Each record is to be printed again precisely as it reads.

-- start of MATERIAL --

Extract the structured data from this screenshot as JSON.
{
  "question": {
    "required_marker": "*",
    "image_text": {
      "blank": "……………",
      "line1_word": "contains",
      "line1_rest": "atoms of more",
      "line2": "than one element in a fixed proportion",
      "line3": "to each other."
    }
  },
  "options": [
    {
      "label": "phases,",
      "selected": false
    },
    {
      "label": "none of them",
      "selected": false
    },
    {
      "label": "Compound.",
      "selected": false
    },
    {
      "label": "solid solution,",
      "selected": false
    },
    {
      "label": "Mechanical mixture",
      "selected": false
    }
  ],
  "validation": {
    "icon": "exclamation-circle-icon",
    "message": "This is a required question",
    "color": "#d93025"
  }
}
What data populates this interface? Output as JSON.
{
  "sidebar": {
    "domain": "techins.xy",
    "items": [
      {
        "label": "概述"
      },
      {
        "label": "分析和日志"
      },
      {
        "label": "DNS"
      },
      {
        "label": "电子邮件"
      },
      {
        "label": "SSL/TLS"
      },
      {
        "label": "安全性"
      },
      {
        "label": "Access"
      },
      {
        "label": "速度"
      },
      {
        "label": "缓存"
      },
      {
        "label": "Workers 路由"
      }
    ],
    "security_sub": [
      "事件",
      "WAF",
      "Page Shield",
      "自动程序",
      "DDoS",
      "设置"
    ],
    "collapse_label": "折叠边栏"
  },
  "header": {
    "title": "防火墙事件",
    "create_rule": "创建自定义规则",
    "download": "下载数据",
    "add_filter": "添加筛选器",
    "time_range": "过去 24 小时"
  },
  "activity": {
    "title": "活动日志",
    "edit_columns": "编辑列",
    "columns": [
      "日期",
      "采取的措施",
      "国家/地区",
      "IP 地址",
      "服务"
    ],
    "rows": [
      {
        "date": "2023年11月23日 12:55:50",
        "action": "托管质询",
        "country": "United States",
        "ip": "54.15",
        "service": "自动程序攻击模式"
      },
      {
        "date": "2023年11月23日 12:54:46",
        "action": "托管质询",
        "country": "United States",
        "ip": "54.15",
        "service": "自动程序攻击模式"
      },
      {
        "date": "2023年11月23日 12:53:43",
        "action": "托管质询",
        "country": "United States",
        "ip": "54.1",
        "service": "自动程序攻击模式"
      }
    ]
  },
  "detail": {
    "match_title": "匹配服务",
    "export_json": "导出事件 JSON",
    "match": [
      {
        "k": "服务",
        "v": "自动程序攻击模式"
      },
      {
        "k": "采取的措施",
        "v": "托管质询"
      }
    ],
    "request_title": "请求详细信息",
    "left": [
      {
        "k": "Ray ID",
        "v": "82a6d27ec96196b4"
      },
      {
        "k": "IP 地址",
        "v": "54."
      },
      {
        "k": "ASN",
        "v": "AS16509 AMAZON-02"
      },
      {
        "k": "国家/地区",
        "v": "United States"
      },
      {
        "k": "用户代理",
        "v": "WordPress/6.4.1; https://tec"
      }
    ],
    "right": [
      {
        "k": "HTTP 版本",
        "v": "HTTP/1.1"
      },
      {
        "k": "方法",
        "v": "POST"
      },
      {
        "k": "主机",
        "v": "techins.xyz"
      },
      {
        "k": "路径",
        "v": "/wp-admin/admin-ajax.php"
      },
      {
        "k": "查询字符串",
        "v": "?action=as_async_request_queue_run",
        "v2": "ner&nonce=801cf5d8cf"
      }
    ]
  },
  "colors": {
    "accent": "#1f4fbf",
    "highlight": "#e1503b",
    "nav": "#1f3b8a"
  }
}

-- end of MATERIAL --

WRITTEN ANSWER:
Extract the structured data from this screenshot as JSON.
{
  "question": {
    "required_marker": "*",
    "image_text": {
      "blank": "……………",
      "line1_word": "contains",
      "line1_rest": "atoms of more",
      "line2": "than one element in a fixed proportion",
      "line3": "to each other."
    }
  },
  "options": [
    {
      "label": "phases,",
      "selected": false
    },
    {
      "label": "none of them",
      "selected": false
    },
    {
      "label": "Compound.",
      "selected": false
    },
    {
      "label": "solid solution,",
      "selected": false
    },
    {
      "label": "Mechanical mixture",
      "selected": false
    }
  ],
  "validation": {
    "icon": "exclamation-circle-icon",
    "message": "This is a required question",
    "color": "#d93025"
  }
}
What data populates this interface? Output as JSON.
{
  "sidebar": {
    "domain": "techins.xy",
    "items": [
      {
        "label": "概述"
      },
      {
        "label": "分析和日志"
      },
      {
        "label": "DNS"
      },
      {
        "label": "电子邮件"
      },
      {
        "label": "SSL/TLS"
      },
      {
        "label": "安全性"
      },
      {
        "label": "Access"
      },
      {
        "label": "速度"
      },
      {
        "label": "缓存"
      },
      {
        "label": "Workers 路由"
      }
    ],
    "security_sub": [
      "事件",
      "WAF",
      "Page Shield",
      "自动程序",
      "DDoS",
      "设置"
    ],
    "collapse_label": "折叠边栏"
  },
  "header": {
    "title": "防火墙事件",
    "create_rule": "创建自定义规则",
    "download": "下载数据",
    "add_filter": "添加筛选器",
    "time_range": "过去 24 小时"
  },
  "activity": {
    "title": "活动日志",
    "edit_columns": "编辑列",
    "columns": [
      "日期",
      "采取的措施",
      "国家/地区",
      "IP 地址",
      "服务"
    ],
    "rows": [
      {
        "date": "2023年11月23日 12:55:50",
        "action": "托管质询",
        "country": "United States",
        "ip": "54.15",
        "service": "自动程序攻击模式"
      },
      {
        "date": "2023年11月23日 12:54:46",
        "action": "托管质询",
        "country": "United States",
        "ip": "54.15",
        "service": "自动程序攻击模式"
      },
      {
        "date": "2023年11月23日 12:53:43",
        "action": "托管质询",
        "country": "United States",
        "ip": "54.1",
        "service": "自动程序攻击模式"
      }
    ]
  },
  "detail": {
    "match_title": "匹配服务",
    "export_json": "导出事件 JSON",
    "match": [
      {
        "k": "服务",
        "v": "自动程序攻击模式"
      },
      {
        "k": "采取的措施",
        "v": "托管质询"
      }
    ],
    "request_title": "请求详细信息",
    "left": [
      {
        "k": "Ray ID",
        "v": "82a6d27ec96196b4"
      },
      {
        "k": "IP 地址",
        "v": "54."
      },
      {
        "k": "ASN",
        "v": "AS16509 AMAZON-02"
      },
      {
        "k": "国家/地区",
        "v": "United States"
      },
      {
        "k": "用户代理",
        "v": "WordPress/6.4.1; https://tec"
      }
    ],
    "right": [
      {
        "k": "HTTP 版本",
        "v": "HTTP/1.1"
      },
      {
        "k": "方法",
        "v": "POST"
      },
      {
        "k": "主机",
        "v": "techins.xyz"
      },
      {
        "k": "路径",
        "v": "/wp-admin/admin-ajax.php"
      },
      {
        "k": "查询字符串",
        "v": "?action=as_async_request_queue_run",
        "v2": "ner&nonce=801cf5d8cf"
      }
    ]
  },
  "colors": {
    "accent": "#1f4fbf",
    "highlight": "#e1503b",
    "nav": "#1f3b8a"
  }
}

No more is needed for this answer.